**** Data for the task
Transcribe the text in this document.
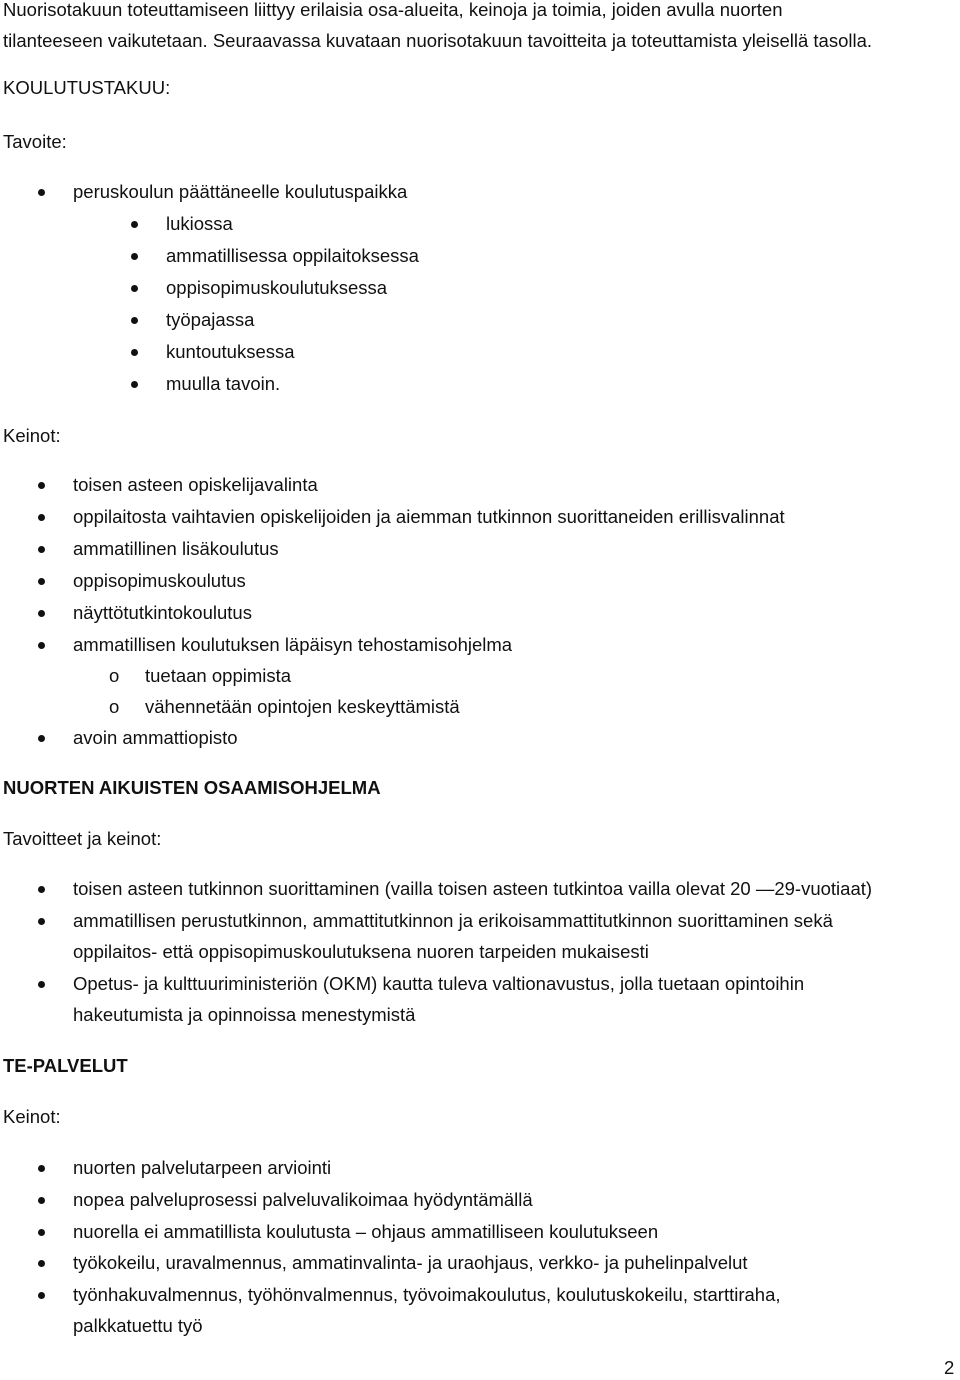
Nuorisotakuun toteuttamiseen liittyy erilaisia osa-alueita, keinoja ja toimia, joiden avulla nuorten
tilanteeseen vaikutetaan. Seuraavassa kuvataan nuorisotakuun tavoitteita ja toteuttamista yleisellä tasolla.
KOULUTUSTAKUU:
Tavoite:
peruskoulun päättäneelle koulutuspaikka
lukiossa
ammatillisessa oppilaitoksessa
oppisopimuskoulutuksessa
työpajassa
kuntoutuksessa
muulla tavoin.
Keinot:
toisen asteen opiskelijavalinta
oppilaitosta vaihtavien opiskelijoiden ja aiemman tutkinnon suorittaneiden erillisvalinnat
ammatillinen lisäkoulutus
oppisopimuskoulutus
näyttötutkintokoulutus
ammatillisen koulutuksen läpäisyn tehostamisohjelma
o tuetaan oppimista
o vähennetään opintojen keskeyttämistä
avoin ammattiopisto
NUORTEN AIKUISTEN OSAAMISOHJELMA
Tavoitteet ja keinot:
toisen asteen tutkinnon suorittaminen (vailla toisen asteen tutkintoa vailla olevat 20 —29-vuotiaat)
ammatillisen perustutkinnon, ammattitutkinnon ja erikoisammattitutkinnon suorittaminen sekä
oppilaitos- että oppisopimuskoulutuksena nuoren tarpeiden mukaisesti
Opetus- ja kulttuuriministeriön (OKM) kautta tuleva valtionavustus, jolla tuetaan opintoihin
hakeutumista ja opinnoissa menestymistä
TE-PALVELUT
Keinot:
nuorten palvelutarpeen arviointi
nopea palveluprosessi palveluvalikoimaa hyödyntämällä
nuorella ei ammatillista koulutusta – ohjaus ammatilliseen koulutukseen
työkokeilu, uravalmennus, ammatinvalinta- ja uraohjaus, verkko- ja puhelinpalvelut
työnhakuvalmennus, työhönvalmennus, työvoimakoulutus, koulutuskokeilu, starttiraha,
palkkatuettu työ
2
********
Given instruction: Search the data for "suorittaminen". Copy every matching line.

Solved exercise:
toisen asteen tutkinnon suorittaminen (vailla toisen asteen tutkintoa vailla olevat 20 —29-vuotiaat)
ammatillisen perustutkinnon, ammattitutkinnon ja erikoisammattitutkinnon suorittaminen sekä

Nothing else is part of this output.